---------- Provided records

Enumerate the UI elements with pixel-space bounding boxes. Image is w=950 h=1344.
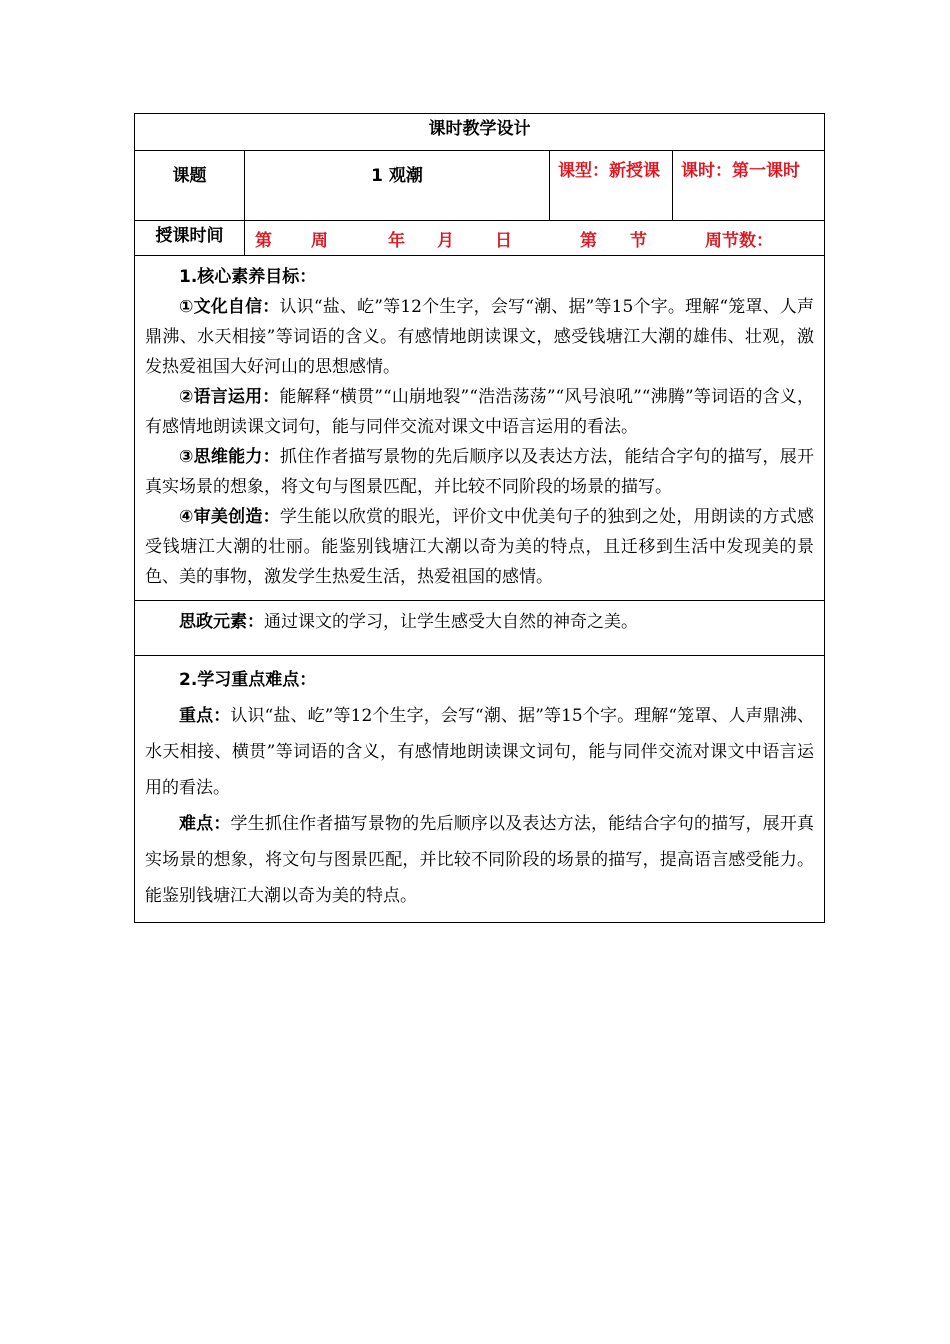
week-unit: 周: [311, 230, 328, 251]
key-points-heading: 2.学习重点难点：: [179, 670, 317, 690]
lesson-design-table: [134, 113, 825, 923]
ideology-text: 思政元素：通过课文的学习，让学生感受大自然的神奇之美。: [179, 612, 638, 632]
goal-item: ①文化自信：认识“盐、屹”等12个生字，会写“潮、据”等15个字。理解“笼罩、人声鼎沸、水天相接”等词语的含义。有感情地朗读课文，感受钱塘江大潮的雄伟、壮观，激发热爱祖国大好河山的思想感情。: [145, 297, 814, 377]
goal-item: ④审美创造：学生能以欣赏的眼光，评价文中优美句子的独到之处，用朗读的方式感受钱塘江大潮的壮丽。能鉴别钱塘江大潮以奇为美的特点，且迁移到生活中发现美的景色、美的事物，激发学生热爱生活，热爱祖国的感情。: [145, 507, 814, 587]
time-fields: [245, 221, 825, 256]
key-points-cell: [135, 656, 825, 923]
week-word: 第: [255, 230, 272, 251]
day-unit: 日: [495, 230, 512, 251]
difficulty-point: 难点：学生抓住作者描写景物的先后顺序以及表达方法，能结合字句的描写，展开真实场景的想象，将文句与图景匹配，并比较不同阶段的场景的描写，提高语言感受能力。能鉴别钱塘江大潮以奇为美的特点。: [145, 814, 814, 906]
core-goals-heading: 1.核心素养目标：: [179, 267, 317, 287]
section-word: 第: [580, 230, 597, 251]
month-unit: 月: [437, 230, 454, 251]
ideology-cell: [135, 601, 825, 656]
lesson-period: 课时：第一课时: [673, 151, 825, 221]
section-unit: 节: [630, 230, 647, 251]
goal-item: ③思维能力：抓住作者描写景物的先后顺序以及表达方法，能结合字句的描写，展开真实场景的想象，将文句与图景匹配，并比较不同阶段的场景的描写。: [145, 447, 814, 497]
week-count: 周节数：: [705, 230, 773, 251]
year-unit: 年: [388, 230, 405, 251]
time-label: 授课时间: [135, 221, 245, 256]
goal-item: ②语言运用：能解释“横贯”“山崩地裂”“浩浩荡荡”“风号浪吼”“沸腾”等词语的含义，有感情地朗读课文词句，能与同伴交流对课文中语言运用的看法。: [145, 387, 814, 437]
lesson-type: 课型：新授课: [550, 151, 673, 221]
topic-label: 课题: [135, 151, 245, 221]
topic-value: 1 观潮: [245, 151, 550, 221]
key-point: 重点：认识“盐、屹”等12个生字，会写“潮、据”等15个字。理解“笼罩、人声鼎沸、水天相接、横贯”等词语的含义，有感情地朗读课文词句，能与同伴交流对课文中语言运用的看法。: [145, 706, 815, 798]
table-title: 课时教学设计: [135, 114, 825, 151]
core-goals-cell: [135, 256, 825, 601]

--------------------

**What to do**
Show every line of the material above that contains the string "section", counting a match only when the case is the same.

**Exercise response**
section-word: 第: [580, 230, 597, 251]
section-unit: 节: [630, 230, 647, 251]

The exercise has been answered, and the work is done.